In the entries, find all lines that hold the word "handle" and copy them.

----------

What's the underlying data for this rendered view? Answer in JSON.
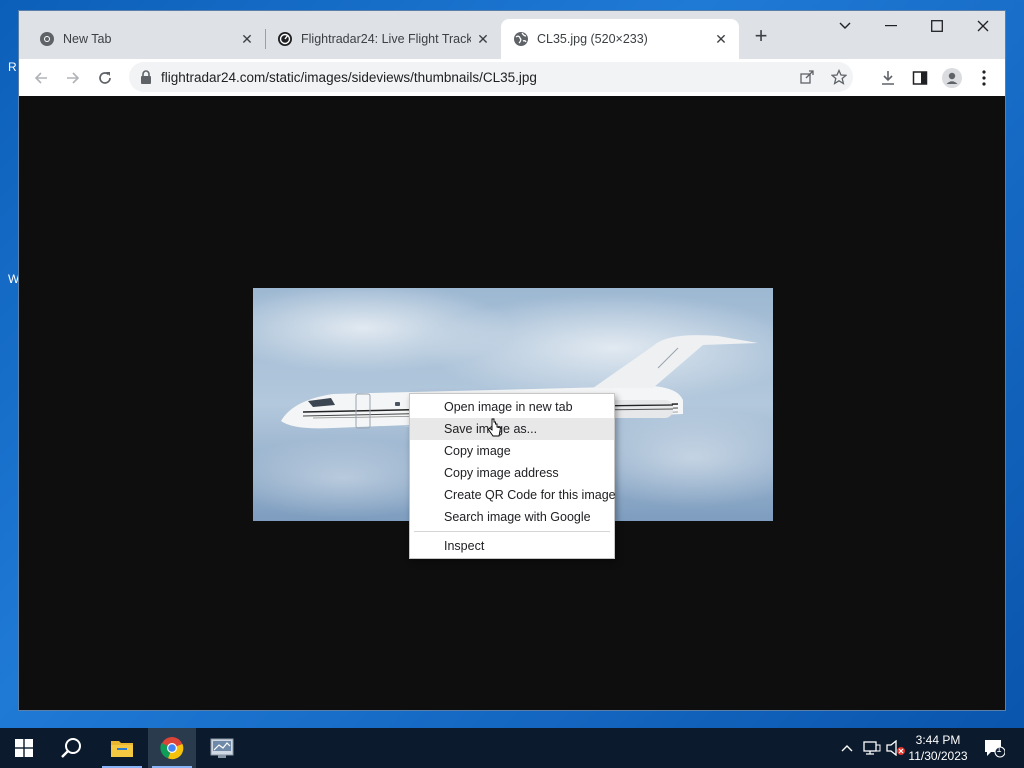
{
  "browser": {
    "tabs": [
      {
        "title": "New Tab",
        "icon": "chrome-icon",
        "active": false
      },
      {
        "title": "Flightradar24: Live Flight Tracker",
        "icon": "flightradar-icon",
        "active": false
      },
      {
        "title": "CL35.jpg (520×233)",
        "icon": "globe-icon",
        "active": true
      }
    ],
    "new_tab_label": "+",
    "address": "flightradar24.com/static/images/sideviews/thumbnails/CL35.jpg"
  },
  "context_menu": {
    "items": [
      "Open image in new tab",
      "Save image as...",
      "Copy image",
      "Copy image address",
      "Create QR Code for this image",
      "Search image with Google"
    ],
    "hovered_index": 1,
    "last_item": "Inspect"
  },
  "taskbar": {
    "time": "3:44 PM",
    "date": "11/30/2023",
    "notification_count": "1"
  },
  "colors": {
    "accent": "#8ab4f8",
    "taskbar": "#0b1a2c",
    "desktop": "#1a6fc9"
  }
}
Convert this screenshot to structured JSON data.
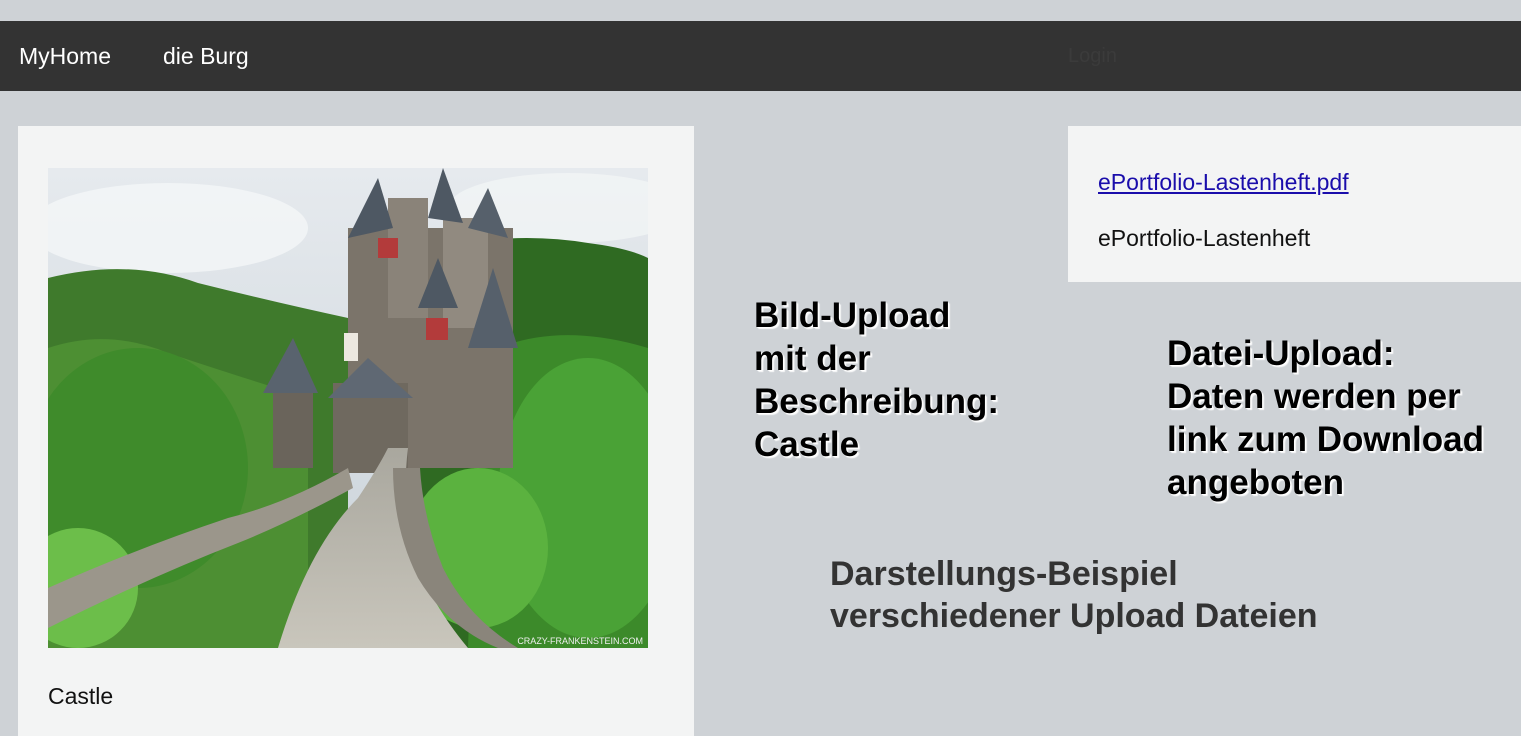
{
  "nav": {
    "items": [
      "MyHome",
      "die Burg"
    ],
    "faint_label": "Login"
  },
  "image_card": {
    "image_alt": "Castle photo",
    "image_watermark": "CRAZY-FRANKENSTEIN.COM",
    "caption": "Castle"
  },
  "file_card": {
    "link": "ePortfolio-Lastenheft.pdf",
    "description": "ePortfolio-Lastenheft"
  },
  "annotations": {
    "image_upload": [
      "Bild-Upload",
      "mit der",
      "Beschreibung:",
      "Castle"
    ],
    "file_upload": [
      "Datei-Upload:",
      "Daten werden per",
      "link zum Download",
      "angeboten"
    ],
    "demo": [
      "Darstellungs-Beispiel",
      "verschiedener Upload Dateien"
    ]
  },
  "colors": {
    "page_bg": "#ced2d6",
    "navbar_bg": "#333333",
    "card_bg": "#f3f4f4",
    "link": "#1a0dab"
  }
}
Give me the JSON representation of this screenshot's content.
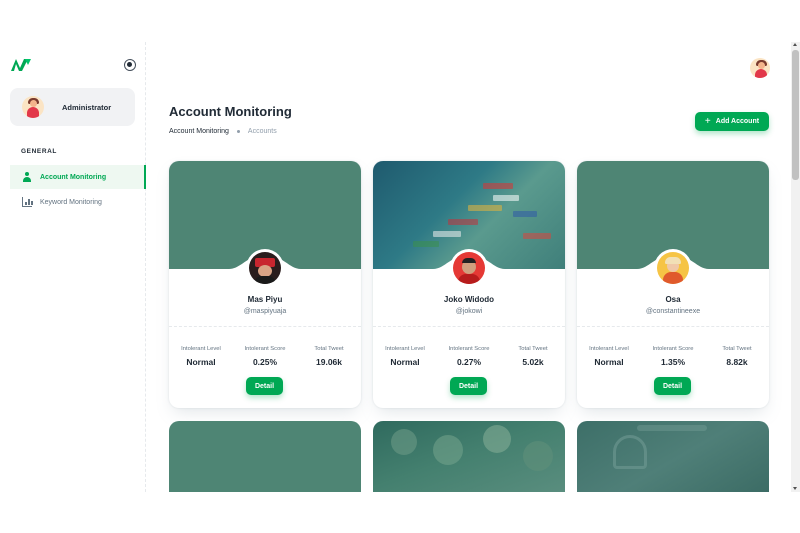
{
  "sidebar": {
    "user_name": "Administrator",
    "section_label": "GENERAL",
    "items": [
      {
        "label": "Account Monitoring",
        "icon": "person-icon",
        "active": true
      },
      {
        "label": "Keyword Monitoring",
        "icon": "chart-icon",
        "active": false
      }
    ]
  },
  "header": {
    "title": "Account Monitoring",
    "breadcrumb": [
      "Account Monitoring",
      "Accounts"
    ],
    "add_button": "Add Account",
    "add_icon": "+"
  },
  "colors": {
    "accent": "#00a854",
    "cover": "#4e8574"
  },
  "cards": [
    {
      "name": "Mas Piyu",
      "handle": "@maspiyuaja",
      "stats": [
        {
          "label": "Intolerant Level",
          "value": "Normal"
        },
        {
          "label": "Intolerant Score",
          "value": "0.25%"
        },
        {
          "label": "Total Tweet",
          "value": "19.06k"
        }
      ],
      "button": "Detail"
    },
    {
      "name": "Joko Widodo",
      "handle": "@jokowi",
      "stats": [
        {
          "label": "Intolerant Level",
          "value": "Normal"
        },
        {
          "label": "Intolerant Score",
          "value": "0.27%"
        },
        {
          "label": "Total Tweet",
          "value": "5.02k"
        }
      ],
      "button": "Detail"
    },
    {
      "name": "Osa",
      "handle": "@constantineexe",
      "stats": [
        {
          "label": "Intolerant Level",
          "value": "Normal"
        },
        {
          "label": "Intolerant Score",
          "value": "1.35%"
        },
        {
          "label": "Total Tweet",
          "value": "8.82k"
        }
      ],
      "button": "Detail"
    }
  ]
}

----------

- **Response**:
      "handle": "@maspiyuaja",
      "handle": "@jokowi",
      "handle": "@constantineexe",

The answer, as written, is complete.